--- Exercise task ---
Search the records below for the word "Collaborated" and show every line where it occurs.

[START]

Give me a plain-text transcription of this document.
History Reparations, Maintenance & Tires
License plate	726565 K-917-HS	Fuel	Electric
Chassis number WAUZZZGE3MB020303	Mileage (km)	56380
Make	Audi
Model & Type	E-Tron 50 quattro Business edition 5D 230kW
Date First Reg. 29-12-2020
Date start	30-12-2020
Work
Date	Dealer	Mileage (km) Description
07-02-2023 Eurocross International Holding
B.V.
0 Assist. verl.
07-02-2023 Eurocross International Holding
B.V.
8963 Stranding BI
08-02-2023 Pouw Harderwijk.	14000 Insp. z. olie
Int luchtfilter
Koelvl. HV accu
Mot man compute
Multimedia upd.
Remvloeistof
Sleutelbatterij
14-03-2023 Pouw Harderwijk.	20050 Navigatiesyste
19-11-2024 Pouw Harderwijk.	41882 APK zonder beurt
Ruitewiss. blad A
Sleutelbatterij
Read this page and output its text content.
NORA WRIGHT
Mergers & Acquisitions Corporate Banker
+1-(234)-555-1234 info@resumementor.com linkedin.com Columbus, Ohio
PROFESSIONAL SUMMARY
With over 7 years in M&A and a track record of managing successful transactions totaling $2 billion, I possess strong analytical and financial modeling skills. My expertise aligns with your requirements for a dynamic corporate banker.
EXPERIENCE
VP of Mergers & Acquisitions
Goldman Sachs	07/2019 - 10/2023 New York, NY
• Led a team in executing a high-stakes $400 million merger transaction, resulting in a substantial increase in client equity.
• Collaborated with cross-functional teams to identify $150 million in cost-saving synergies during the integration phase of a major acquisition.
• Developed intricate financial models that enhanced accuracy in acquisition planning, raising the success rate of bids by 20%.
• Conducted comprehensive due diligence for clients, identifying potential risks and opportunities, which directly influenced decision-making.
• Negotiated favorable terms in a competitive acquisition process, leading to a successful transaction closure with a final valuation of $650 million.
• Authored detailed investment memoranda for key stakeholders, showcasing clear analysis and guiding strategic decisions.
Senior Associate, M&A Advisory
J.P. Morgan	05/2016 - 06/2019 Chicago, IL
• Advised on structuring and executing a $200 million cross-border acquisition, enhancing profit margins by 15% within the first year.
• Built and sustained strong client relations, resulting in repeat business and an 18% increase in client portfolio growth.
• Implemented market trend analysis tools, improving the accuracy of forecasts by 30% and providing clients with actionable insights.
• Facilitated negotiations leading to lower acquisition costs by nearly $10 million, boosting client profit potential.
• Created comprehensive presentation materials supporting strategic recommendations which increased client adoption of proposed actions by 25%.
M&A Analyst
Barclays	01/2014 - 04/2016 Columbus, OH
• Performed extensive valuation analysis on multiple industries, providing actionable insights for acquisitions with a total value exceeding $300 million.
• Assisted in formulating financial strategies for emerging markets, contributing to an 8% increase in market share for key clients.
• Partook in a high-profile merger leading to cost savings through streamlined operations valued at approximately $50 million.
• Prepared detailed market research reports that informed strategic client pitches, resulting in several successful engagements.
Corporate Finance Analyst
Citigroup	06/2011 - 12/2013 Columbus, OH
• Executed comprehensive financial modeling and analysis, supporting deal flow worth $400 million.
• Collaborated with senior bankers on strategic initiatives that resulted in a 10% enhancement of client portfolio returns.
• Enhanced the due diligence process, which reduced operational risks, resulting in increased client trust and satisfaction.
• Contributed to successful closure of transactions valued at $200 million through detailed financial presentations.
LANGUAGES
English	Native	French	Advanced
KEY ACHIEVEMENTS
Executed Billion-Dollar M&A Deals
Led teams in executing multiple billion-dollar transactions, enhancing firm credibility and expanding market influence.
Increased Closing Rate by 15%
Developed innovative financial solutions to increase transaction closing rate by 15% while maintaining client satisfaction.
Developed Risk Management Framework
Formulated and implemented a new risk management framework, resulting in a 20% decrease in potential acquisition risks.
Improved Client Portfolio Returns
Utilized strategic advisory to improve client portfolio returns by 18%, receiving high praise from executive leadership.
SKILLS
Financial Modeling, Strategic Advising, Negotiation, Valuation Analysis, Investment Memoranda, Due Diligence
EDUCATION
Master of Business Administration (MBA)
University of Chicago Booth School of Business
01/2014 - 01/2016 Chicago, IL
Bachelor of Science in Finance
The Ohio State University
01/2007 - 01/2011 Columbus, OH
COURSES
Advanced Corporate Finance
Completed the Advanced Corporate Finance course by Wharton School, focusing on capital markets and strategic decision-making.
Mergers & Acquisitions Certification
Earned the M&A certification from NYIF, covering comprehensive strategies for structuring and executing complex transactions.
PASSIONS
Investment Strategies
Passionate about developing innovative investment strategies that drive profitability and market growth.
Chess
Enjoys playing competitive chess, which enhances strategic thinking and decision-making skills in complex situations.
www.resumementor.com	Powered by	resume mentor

[END]

--- Solution ---
• Collaborated with cross-functional teams to identify $150 million in cost-saving synergies during the integration phase of a major acquisition.
• Collaborated with senior bankers on strategic initiatives that resulted in a 10% enhancement of client portfolio returns.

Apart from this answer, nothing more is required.